## [Exercise task]
Find each line in the following listing that has the string "不正确的一项是", then state the count and nothing else.

## [The data]

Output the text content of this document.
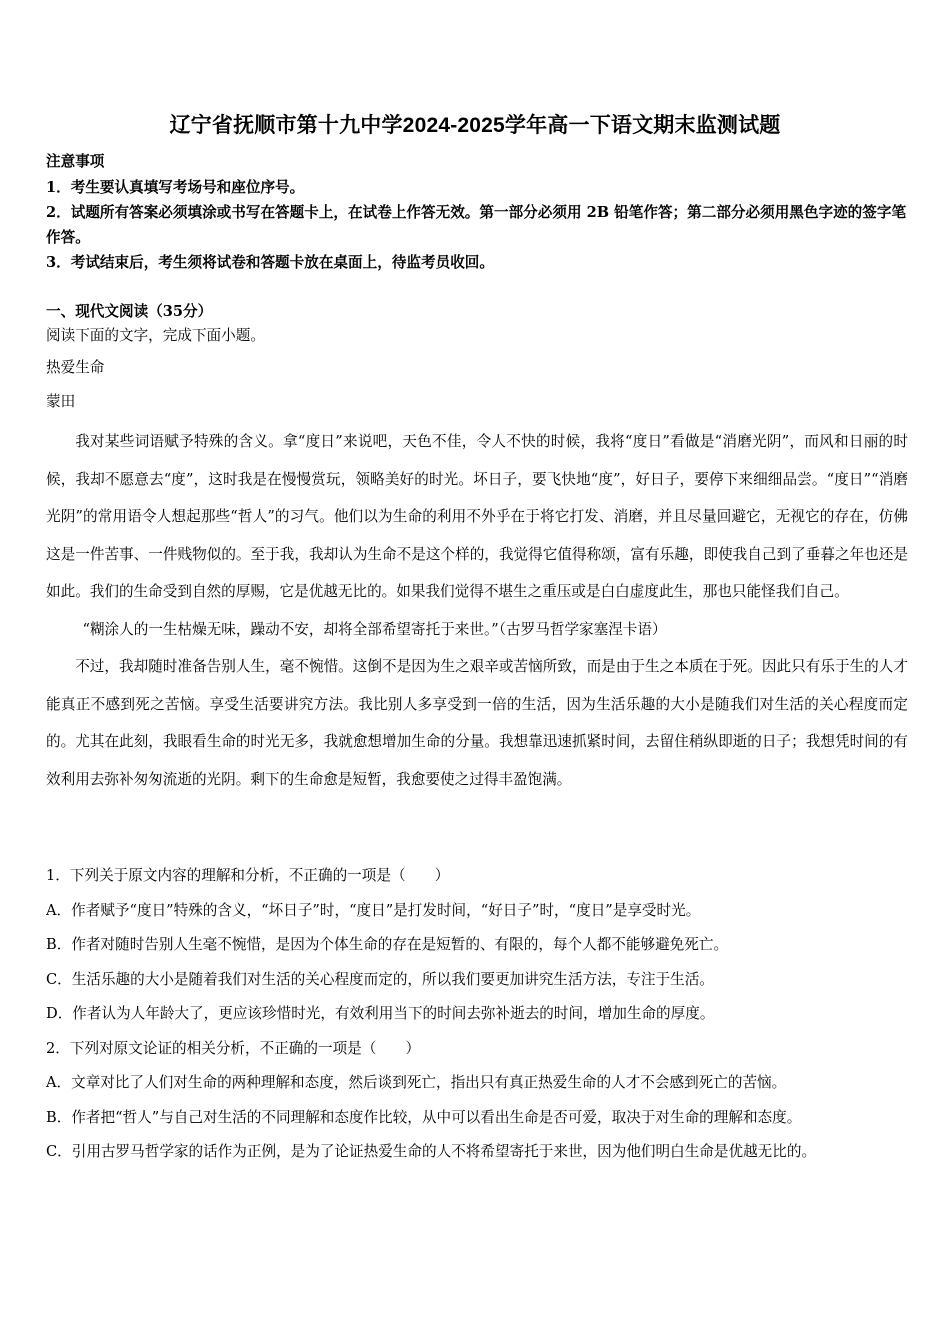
辽宁省抚顺市第十九中学2024-2025学年高一下语文期末监测试题
注意事项

1．考生要认真填写考场号和座位序号。

2．试题所有答案必须填涂或书写在答题卡上，在试卷上作答无效。第一部分必须用 2B 铅笔作答；第二部分必须用黑色字迹的签字笔作答。

3．考试结束后，考生须将试卷和答题卡放在桌面上，待监考员收回。

一、现代文阅读（35分）
阅读下面的文字，完成下面小题。
热爱生命
蒙田

我对某些词语赋予特殊的含义。拿“度日”来说吧，天色不佳，令人不快的时候，我将“度日”看做是“消磨光阴”，而风和日丽的时候，我却不愿意去“度”，这时我是在慢慢赏玩，领略美好的时光。坏日子，要飞快地“度”，好日子，要停下来细细品尝。“度日”“消磨光阴”的常用语令人想起那些“哲人”的习气。他们以为生命的利用不外乎在于将它打发、消磨，并且尽量回避它，无视它的存在，仿佛这是一件苦事、一件贱物似的。至于我，我却认为生命不是这个样的，我觉得它值得称颂，富有乐趣，即使我自己到了垂暮之年也还是如此。我们的生命受到自然的厚赐，它是优越无比的。如果我们觉得不堪生之重压或是白白虚度此生，那也只能怪我们自己。

“糊涂人的一生枯燥无味，躁动不安，却将全部希望寄托于来世。”（古罗马哲学家塞涅卡语）

不过，我却随时准备告别人生，毫不惋惜。这倒不是因为生之艰辛或苦恼所致，而是由于生之本质在于死。因此只有乐于生的人才能真正不感到死之苦恼。享受生活要讲究方法。我比别人多享受到一倍的生活，因为生活乐趣的大小是随我们对生活的关心程度而定的。尤其在此刻，我眼看生命的时光无多，我就愈想增加生命的分量。我想靠迅速抓紧时间，去留住稍纵即逝的日子；我想凭时间的有效利用去弥补匆匆流逝的光阴。剩下的生命愈是短暂，我愈要使之过得丰盈饱满。

1．下列关于原文内容的理解和分析，不正确的一项是（　　）

A．作者赋予“度日”特殊的含义，“坏日子”时，“度日”是打发时间，“好日子”时，“度日”是享受时光。

B．作者对随时告别人生毫不惋惜，是因为个体生命的存在是短暂的、有限的，每个人都不能够避免死亡。

C．生活乐趣的大小是随着我们对生活的关心程度而定的，所以我们要更加讲究生活方法，专注于生活。

D．作者认为人年龄大了，更应该珍惜时光，有效利用当下的时间去弥补逝去的时间，增加生命的厚度。

2．下列对原文论证的相关分析，不正确的一项是（　　）

A．文章对比了人们对生命的两种理解和态度，然后谈到死亡，指出只有真正热爱生命的人才不会感到死亡的苦恼。

B．作者把“哲人”与自己对生活的不同理解和态度作比较，从中可以看出生命是否可爱，取决于对生命的理解和态度。

C．引用古罗马哲学家的话作为正例，是为了论证热爱生命的人不将希望寄托于来世，因为他们明白生命是优越无比的。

## [Answer]
2